Supplied records ->
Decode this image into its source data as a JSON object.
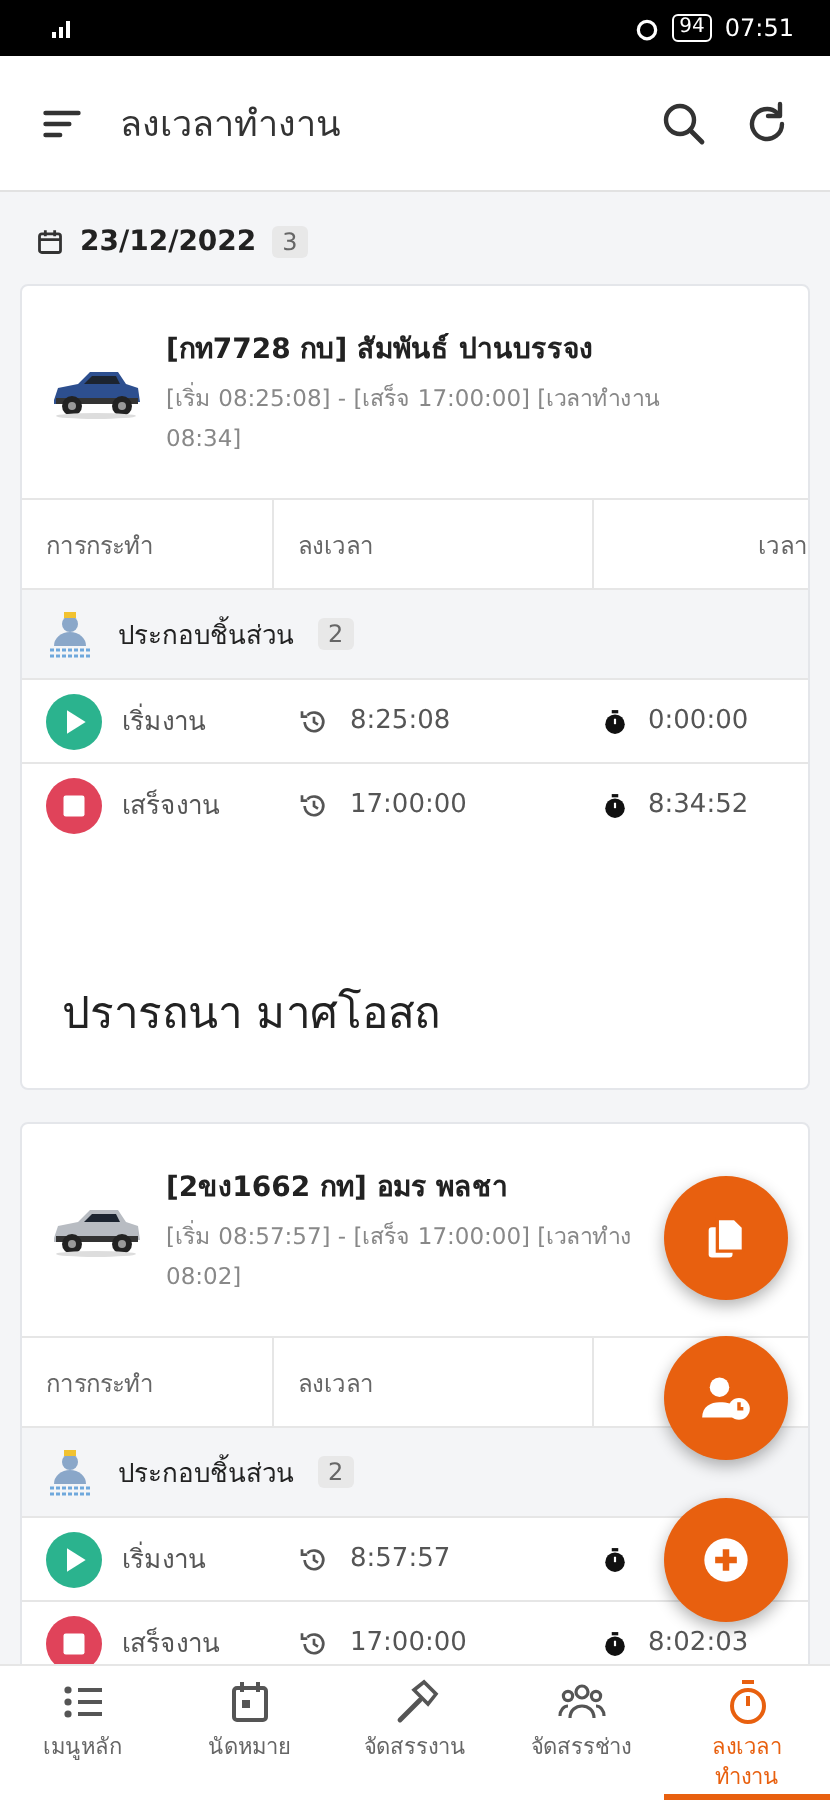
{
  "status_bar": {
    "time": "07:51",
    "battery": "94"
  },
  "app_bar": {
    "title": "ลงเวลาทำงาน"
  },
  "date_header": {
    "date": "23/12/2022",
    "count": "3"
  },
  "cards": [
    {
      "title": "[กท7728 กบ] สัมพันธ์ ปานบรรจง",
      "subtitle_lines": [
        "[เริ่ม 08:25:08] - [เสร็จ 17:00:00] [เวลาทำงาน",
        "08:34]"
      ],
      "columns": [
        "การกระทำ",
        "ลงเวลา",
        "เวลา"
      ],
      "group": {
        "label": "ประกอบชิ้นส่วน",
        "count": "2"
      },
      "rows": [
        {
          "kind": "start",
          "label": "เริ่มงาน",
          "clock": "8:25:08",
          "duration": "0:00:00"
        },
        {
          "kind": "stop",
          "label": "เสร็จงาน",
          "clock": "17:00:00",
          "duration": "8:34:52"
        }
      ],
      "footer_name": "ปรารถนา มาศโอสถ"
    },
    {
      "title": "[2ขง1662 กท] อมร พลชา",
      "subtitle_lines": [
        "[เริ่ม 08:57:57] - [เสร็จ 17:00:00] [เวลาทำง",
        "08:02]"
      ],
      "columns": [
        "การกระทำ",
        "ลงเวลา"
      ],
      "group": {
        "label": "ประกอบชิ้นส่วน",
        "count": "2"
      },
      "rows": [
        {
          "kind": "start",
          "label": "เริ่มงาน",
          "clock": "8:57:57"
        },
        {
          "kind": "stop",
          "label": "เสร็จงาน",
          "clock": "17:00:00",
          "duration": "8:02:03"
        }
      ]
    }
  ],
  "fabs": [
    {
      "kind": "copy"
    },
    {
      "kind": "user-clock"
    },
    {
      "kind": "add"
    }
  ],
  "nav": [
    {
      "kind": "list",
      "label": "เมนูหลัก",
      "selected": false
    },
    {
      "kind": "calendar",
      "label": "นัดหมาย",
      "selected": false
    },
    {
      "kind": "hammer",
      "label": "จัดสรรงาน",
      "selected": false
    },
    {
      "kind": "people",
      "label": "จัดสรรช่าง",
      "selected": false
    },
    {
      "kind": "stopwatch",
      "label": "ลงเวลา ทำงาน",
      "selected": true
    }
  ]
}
==
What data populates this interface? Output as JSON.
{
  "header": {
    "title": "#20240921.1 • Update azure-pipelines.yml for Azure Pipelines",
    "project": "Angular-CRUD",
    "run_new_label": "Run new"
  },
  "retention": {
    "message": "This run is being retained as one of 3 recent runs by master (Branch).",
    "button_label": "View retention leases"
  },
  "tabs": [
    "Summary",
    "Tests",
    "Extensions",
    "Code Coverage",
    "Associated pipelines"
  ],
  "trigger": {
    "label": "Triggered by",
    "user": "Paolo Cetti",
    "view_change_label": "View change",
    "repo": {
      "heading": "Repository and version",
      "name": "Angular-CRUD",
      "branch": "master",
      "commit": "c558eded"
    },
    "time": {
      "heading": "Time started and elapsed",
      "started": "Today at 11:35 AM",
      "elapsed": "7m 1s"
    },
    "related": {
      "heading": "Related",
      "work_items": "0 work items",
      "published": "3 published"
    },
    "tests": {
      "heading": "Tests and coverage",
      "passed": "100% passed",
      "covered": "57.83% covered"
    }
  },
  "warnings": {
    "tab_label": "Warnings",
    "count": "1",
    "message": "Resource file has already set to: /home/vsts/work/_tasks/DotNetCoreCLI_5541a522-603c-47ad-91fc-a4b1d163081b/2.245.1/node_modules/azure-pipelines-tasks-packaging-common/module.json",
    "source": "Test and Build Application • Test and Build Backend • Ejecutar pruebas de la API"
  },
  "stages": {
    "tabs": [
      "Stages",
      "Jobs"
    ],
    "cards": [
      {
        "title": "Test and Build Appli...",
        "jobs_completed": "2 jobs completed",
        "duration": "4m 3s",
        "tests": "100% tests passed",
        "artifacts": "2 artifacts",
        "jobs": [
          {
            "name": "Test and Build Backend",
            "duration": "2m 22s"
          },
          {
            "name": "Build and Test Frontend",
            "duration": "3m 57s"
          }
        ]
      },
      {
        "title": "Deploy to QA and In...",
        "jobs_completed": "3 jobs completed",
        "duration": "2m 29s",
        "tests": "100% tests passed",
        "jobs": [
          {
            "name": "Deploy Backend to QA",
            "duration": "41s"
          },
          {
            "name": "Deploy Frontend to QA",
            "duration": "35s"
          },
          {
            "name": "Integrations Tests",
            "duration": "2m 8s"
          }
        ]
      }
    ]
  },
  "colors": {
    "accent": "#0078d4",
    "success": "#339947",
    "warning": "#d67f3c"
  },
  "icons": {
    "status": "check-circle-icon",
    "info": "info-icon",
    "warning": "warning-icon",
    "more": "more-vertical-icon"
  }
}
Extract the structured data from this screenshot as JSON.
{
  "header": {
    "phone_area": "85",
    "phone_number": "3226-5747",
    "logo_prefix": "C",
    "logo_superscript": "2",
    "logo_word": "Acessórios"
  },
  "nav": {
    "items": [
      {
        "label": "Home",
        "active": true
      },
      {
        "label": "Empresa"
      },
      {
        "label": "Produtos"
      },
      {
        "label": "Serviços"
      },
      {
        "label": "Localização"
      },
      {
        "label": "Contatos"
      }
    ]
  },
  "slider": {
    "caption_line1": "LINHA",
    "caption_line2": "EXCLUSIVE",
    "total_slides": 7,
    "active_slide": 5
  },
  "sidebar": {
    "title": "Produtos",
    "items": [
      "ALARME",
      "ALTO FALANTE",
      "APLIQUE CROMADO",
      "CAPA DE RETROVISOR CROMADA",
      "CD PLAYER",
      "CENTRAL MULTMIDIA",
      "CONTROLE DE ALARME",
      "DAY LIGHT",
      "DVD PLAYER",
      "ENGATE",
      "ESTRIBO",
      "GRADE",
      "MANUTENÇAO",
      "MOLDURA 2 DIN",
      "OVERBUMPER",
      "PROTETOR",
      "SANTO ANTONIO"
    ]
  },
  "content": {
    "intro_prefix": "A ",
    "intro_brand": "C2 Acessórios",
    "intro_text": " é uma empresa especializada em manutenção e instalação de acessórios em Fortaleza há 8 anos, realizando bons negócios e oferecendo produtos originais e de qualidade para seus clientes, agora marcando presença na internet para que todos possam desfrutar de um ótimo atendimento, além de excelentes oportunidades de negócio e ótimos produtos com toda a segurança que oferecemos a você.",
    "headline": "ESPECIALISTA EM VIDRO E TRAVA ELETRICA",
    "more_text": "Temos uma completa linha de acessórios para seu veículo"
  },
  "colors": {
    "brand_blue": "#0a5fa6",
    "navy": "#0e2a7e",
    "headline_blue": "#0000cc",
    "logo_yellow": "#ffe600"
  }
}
...
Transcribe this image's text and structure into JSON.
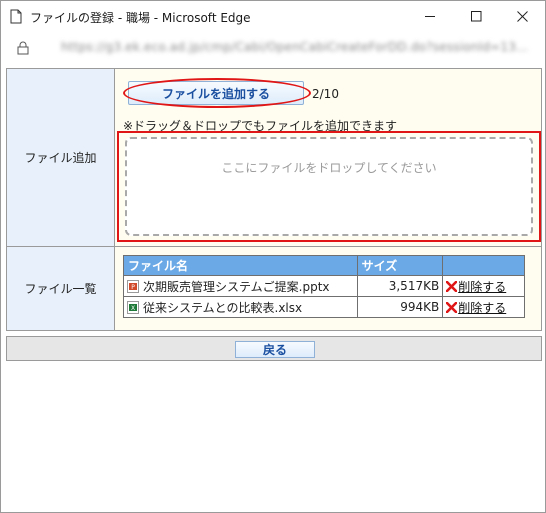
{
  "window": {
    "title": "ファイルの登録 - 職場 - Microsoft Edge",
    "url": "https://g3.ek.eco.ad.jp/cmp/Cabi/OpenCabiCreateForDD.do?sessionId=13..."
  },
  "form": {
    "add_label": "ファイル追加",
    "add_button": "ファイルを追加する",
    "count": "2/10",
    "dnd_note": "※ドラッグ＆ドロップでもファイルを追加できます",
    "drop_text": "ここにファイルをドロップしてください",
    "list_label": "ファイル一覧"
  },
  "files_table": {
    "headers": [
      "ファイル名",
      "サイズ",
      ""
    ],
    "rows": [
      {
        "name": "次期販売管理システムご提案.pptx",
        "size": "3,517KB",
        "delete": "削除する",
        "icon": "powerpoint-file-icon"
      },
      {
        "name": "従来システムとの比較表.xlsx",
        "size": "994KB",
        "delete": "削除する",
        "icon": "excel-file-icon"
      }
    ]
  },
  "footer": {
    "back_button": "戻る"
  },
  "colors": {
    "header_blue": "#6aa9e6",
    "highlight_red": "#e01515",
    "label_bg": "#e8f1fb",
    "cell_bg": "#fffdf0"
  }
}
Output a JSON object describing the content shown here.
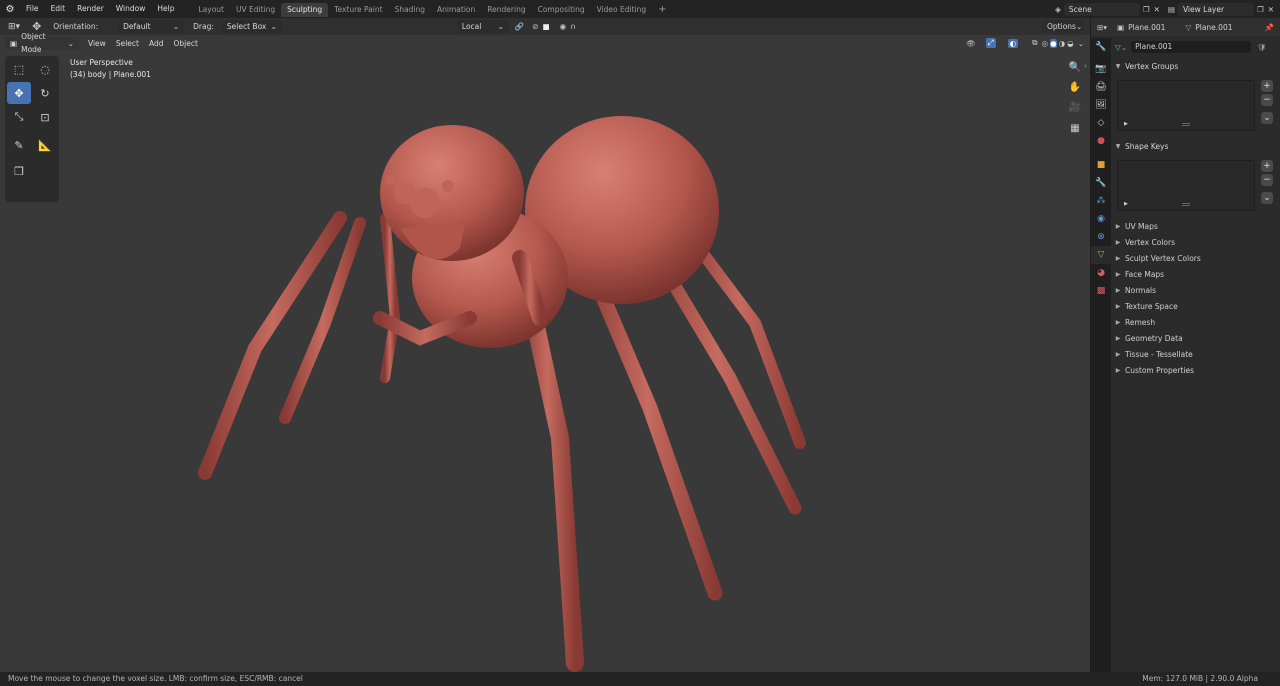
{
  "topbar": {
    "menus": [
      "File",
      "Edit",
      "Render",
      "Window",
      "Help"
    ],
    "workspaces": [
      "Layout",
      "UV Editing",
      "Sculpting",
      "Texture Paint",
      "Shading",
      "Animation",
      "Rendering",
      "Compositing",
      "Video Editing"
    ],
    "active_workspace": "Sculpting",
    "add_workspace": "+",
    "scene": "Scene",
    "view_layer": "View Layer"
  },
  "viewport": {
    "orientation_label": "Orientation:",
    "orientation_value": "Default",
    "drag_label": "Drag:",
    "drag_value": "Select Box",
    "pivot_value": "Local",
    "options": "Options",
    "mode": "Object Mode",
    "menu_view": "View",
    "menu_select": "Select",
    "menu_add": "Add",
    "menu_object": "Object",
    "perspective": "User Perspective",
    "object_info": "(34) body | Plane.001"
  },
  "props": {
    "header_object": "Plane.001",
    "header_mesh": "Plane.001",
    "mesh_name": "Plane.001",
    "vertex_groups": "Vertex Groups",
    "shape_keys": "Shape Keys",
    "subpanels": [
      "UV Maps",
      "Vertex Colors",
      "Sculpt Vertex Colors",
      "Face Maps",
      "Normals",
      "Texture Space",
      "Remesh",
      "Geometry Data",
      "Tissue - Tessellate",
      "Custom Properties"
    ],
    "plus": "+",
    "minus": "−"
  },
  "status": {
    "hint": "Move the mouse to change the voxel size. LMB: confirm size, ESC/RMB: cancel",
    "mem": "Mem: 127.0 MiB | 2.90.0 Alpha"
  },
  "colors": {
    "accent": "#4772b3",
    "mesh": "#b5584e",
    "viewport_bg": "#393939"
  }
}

Set exercise -> From the entries above, copy each line holding "Plane".

Correct answer ->
    "object_info": "(34) body | Plane.001"
    "header_object": "Plane.001",
    "header_mesh": "Plane.001",
    "mesh_name": "Plane.001",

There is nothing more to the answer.